**SELECTED PASSAGE**

########################################

Skip to content

One-sided vs Two-sided Test

One-sided vs Two-sided RDMA: Implementation & Benchmark API

We implement a benchmark set that allows us to measure throughput (Mops) and bandwidth (GiB/s) for: - One-sided RDMA READ - One-sided RDMA WRITE - Two-sided SEND/RECV

The framework can tune message size, iteration count, and in-flight window/recv depth to see how performance scales.

Build

$ cd docs/code_examples/code/one_side_vs_two_side
$ gcc bench_server_broadcom.c -o bench_server_bench_server_broadcom -lrdmacm -libverbs
$ gcc bench_client_broadcom.c -o bench_client_broadcom -lrdmacm -libverbs

Server API

./bench_server <port> [--mode read|write|send] [--msg N] [--iters N] [--recv-depth N]
- --mode: read exposes a buffer for client RDMA READ; write exposes a buffer for client RDMA WRITE; send preposts receives to accept SENDs. - --msg: message size (bytes). - --iters: total operations to expect. - --recv-depth: number of receives preposted in SEND mode (must cover client window).

########################################

**YOUR TASKS**
(A) Answer these about the RDMA benchmark page:
(i) In what unit is bandwidth measured?
(ii) Which directory do you change into before building?
(iii) What does the --recv-depth option set?
(B) Rewrite the part of the RDMA benchmark page that opens with the words containing "We implement a" and closes with "how performance scales.", changing "iteration count" to "repetition count".

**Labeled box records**

########################################

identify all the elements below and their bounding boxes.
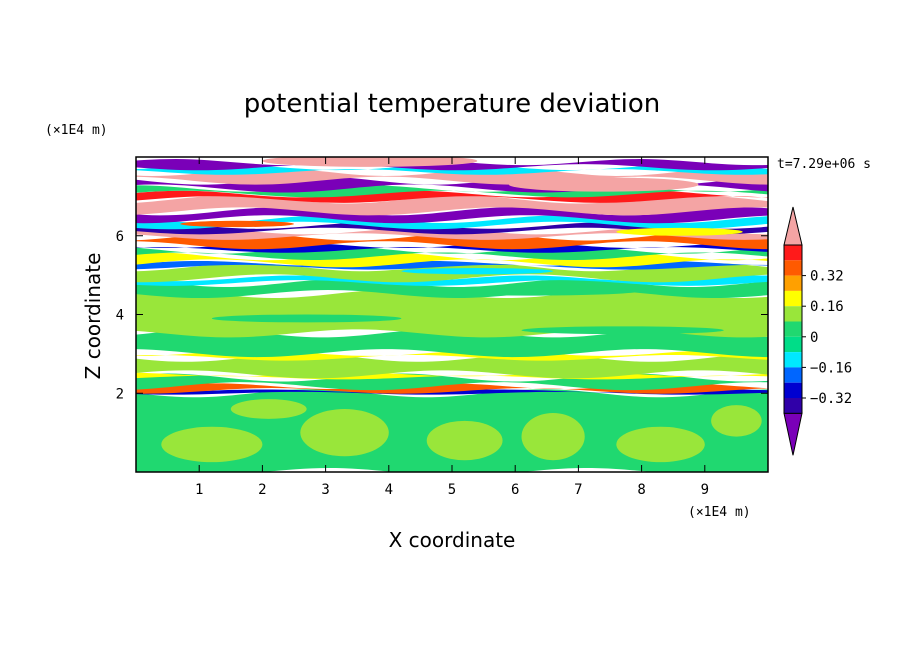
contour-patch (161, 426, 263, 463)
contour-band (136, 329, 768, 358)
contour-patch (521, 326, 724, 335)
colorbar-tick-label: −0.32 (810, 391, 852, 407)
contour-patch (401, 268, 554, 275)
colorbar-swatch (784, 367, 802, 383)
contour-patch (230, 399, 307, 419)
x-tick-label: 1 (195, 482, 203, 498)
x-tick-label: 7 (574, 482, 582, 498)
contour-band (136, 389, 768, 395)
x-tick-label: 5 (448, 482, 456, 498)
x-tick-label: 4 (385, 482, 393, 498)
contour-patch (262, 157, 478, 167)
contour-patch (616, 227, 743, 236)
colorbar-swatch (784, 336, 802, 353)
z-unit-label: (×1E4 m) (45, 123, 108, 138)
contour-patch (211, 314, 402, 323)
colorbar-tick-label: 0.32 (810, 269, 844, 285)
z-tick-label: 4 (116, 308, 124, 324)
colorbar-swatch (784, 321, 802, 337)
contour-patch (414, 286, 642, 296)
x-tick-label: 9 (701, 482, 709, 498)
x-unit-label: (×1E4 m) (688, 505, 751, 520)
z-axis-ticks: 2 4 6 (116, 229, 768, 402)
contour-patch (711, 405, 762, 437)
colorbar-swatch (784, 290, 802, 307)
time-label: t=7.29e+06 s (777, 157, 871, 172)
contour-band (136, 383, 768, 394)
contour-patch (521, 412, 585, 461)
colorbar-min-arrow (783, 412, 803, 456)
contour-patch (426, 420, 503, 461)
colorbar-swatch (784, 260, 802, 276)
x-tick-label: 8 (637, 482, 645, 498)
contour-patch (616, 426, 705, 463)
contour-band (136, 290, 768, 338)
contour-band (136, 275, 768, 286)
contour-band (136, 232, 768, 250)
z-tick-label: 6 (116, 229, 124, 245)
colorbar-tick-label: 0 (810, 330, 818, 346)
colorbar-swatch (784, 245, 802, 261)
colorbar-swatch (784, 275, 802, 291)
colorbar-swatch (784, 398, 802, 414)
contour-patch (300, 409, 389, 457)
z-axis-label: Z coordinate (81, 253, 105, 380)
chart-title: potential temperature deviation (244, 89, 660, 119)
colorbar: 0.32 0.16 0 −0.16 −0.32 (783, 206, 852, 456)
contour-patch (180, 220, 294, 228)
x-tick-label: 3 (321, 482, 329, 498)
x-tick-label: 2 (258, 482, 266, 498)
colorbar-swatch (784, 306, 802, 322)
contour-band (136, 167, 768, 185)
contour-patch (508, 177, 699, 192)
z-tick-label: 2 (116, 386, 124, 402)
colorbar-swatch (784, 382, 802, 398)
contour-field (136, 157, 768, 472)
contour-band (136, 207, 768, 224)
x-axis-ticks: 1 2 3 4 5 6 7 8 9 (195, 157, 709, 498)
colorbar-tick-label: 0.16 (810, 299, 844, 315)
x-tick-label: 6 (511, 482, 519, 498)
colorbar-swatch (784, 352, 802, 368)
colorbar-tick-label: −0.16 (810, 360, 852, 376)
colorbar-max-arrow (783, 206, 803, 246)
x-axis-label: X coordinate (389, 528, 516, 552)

########################################

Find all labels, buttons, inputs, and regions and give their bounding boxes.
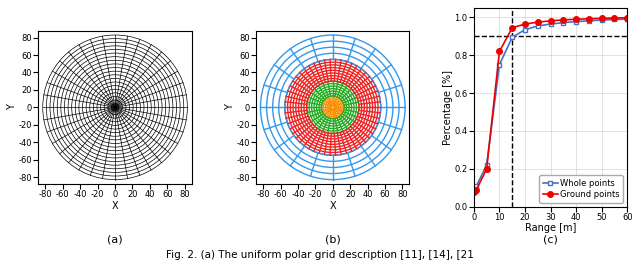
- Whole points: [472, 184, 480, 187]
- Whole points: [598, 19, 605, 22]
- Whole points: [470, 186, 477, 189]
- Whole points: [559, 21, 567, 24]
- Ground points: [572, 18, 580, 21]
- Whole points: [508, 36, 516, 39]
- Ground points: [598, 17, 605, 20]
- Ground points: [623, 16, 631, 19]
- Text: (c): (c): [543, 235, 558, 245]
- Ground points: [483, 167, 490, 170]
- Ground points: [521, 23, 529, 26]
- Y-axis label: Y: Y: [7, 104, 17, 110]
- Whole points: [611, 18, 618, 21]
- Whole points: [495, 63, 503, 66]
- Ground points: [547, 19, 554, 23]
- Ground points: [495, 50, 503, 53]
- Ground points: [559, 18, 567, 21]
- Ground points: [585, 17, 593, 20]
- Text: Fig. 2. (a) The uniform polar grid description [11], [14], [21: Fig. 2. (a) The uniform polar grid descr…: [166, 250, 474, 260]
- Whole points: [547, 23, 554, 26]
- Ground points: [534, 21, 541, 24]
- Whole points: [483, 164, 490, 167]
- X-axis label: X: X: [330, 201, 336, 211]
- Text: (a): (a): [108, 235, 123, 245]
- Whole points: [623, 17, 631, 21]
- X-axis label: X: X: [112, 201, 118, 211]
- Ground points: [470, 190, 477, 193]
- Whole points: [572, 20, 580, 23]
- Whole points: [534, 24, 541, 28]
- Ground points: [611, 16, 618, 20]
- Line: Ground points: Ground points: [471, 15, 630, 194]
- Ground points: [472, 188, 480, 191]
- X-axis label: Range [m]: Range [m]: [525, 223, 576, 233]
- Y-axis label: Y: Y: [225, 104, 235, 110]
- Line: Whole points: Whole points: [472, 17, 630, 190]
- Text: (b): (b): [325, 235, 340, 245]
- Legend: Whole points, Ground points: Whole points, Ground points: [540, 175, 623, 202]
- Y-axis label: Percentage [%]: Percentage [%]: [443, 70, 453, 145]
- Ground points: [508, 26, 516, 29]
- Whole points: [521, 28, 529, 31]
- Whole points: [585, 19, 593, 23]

########################################

**OUTPUTS IN ORDER**
(A)
(i) GiB/s
(ii) docs/code_examples/code/one_side_vs_two_side
(iii) The number of receives preposted in SEND mode, which must cover the client window.

(B)
We implement a benchmark set that allows us to measure throughput (Mops) and bandwidth (GiB/s) for: - One-sided RDMA READ - One-sided RDMA WRITE - Two-sided SEND/RECV

The framework can tune message size, repetition count, and in-flight window/recv depth to see how performance scales.